--- START ---

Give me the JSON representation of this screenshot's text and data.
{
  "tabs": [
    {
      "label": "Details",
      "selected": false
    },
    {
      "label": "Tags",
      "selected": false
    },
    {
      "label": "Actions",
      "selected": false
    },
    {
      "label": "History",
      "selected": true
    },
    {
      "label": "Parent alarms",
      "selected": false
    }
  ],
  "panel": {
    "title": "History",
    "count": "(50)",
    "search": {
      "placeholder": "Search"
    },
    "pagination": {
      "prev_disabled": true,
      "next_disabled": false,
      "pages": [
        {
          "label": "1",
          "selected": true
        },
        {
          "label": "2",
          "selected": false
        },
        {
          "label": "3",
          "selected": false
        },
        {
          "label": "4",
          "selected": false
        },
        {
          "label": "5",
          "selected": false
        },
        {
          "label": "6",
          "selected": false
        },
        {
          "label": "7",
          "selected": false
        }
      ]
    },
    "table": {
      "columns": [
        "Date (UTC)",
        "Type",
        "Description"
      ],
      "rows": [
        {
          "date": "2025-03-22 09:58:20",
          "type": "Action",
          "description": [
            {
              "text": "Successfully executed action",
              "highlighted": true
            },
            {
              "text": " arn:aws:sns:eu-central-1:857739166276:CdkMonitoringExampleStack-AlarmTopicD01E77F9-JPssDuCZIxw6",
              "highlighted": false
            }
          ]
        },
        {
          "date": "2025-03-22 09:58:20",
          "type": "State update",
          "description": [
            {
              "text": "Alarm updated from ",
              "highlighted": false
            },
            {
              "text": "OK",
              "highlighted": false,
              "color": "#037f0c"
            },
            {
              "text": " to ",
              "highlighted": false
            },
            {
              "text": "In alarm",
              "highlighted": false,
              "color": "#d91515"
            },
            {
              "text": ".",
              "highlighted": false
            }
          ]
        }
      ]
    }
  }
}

--- END ---

- _Goal_
Check the data for the word "text" and pull out the lines that have it.

- _Finished answer_
Give me the JSON representation of this screenshot's text and data.
              "text": "Successfully executed action",
              "text": " arn:aws:sns:eu-central-1:857739166276:CdkMonitoringExampleStack-AlarmTopicD01E77F9-JPssDuCZIxw6",
              "text": "Alarm updated from ",
              "text": "OK",
              "text": " to ",
              "text": "In alarm",
              "text": ".",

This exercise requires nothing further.